**WHAT THIS TASK INVOLVES:** Without the pictures, give the entries below again exactly as written.

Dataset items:
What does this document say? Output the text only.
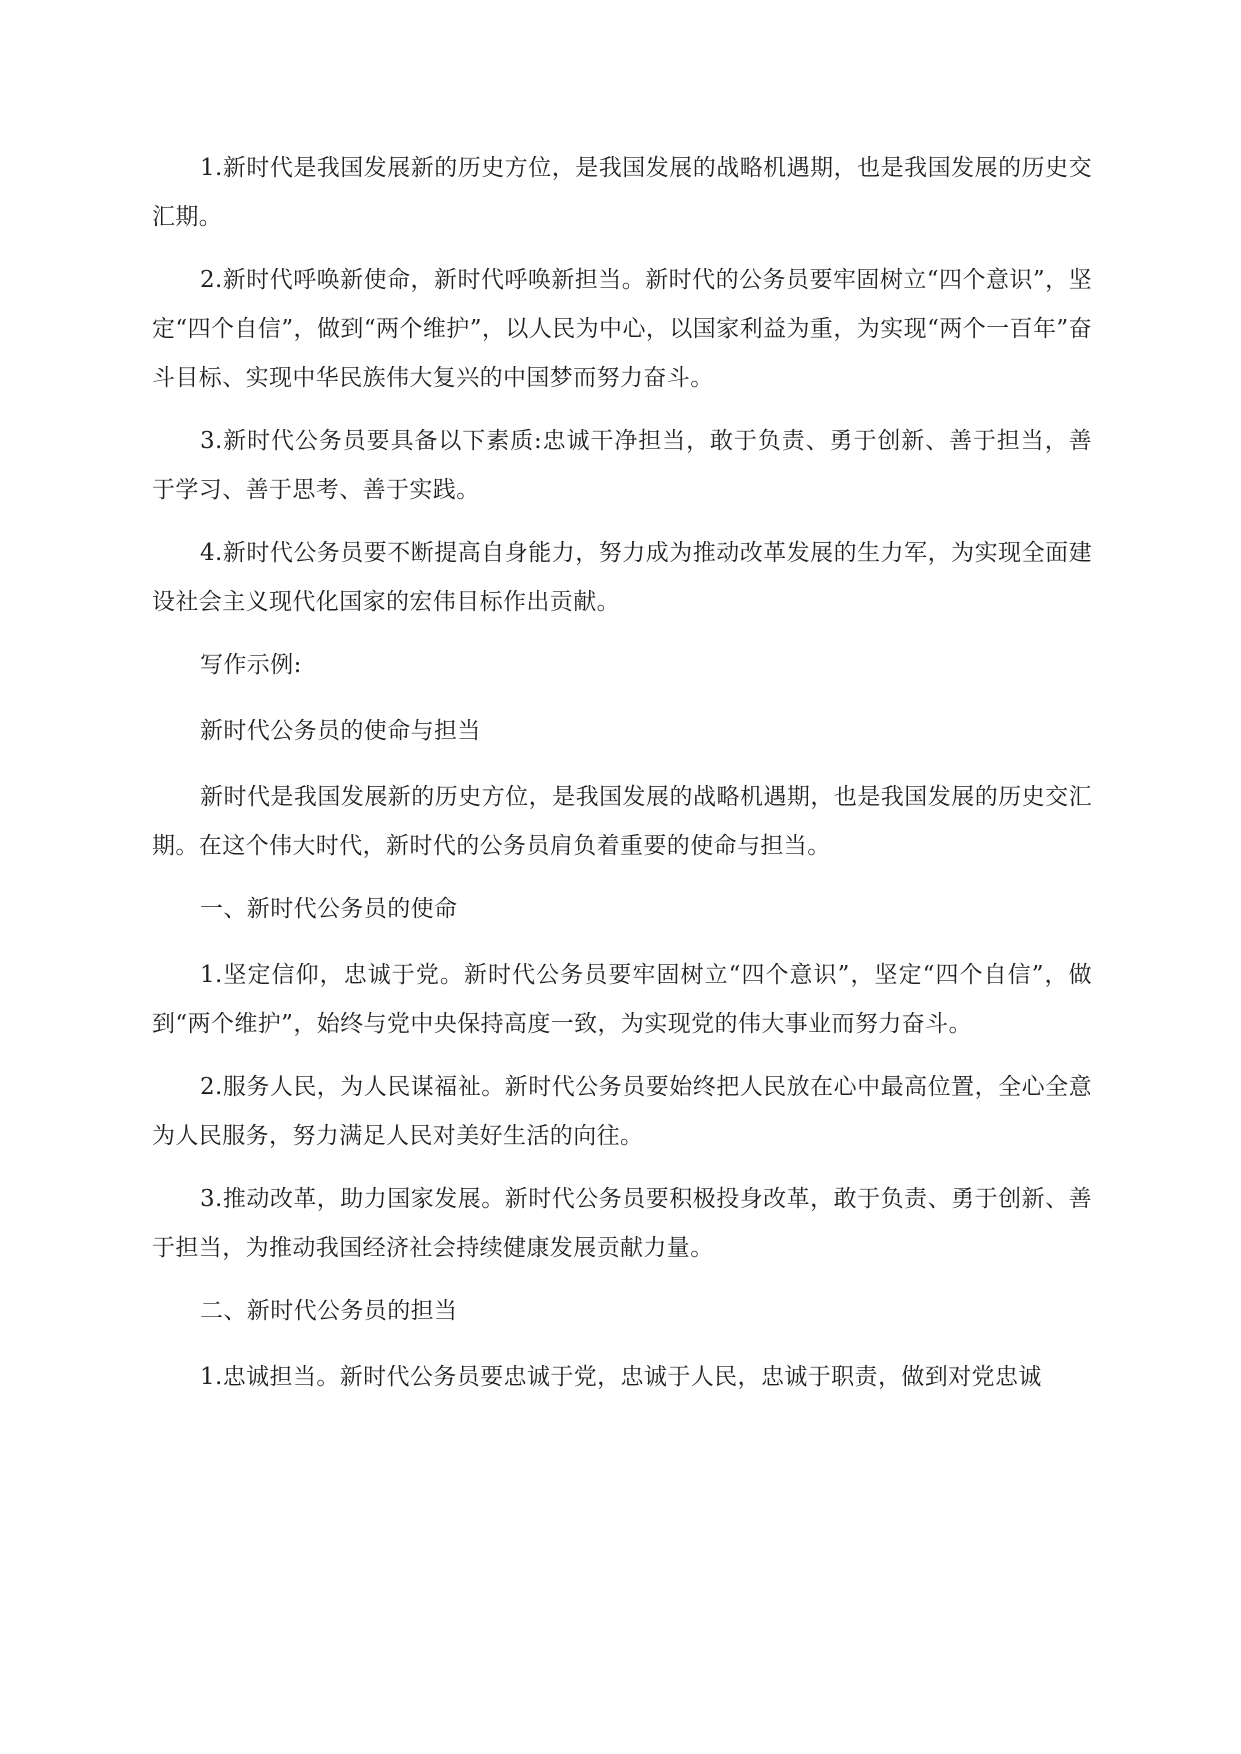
1.新时代是我国发展新的历史方位，是我国发展的战略机遇期，也是我国发展的历史交汇期。

2.新时代呼唤新使命，新时代呼唤新担当。新时代的公务员要牢固树立“四个意识”，坚定“四个自信”，做到“两个维护”，以人民为中心，以国家利益为重，为实现“两个一百年”奋斗目标、实现中华民族伟大复兴的中国梦而努力奋斗。

3.新时代公务员要具备以下素质:忠诚干净担当，敢于负责、勇于创新、善于担当，善于学习、善于思考、善于实践。

4.新时代公务员要不断提高自身能力，努力成为推动改革发展的生力军，为实现全面建设社会主义现代化国家的宏伟目标作出贡献。

写作示例:

新时代公务员的使命与担当

新时代是我国发展新的历史方位，是我国发展的战略机遇期，也是我国发展的历史交汇期。在这个伟大时代，新时代的公务员肩负着重要的使命与担当。

一、新时代公务员的使命

1.坚定信仰，忠诚于党。新时代公务员要牢固树立“四个意识”，坚定“四个自信”，做到“两个维护”，始终与党中央保持高度一致，为实现党的伟大事业而努力奋斗。

2.服务人民，为人民谋福祉。新时代公务员要始终把人民放在心中最高位置，全心全意为人民服务，努力满足人民对美好生活的向往。

3.推动改革，助力国家发展。新时代公务员要积极投身改革，敢于负责、勇于创新、善于担当，为推动我国经济社会持续健康发展贡献力量。

二、新时代公务员的担当

1.忠诚担当。新时代公务员要忠诚于党，忠诚于人民，忠诚于职责，做到对党忠诚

**FULL RESPONSE:**
What does this document say? Output the text only.
1.新时代是我国发展新的历史方位，是我国发展的战略机遇期，也是我国发展的历史交汇期。

2.新时代呼唤新使命，新时代呼唤新担当。新时代的公务员要牢固树立“四个意识”，坚定“四个自信”，做到“两个维护”，以人民为中心，以国家利益为重，为实现“两个一百年”奋斗目标、实现中华民族伟大复兴的中国梦而努力奋斗。

3.新时代公务员要具备以下素质:忠诚干净担当，敢于负责、勇于创新、善于担当，善于学习、善于思考、善于实践。

4.新时代公务员要不断提高自身能力，努力成为推动改革发展的生力军，为实现全面建设社会主义现代化国家的宏伟目标作出贡献。

写作示例:

新时代公务员的使命与担当

新时代是我国发展新的历史方位，是我国发展的战略机遇期，也是我国发展的历史交汇期。在这个伟大时代，新时代的公务员肩负着重要的使命与担当。

一、新时代公务员的使命

1.坚定信仰，忠诚于党。新时代公务员要牢固树立“四个意识”，坚定“四个自信”，做到“两个维护”，始终与党中央保持高度一致，为实现党的伟大事业而努力奋斗。

2.服务人民，为人民谋福祉。新时代公务员要始终把人民放在心中最高位置，全心全意为人民服务，努力满足人民对美好生活的向往。

3.推动改革，助力国家发展。新时代公务员要积极投身改革，敢于负责、勇于创新、善于担当，为推动我国经济社会持续健康发展贡献力量。

二、新时代公务员的担当

1.忠诚担当。新时代公务员要忠诚于党，忠诚于人民，忠诚于职责，做到对党忠诚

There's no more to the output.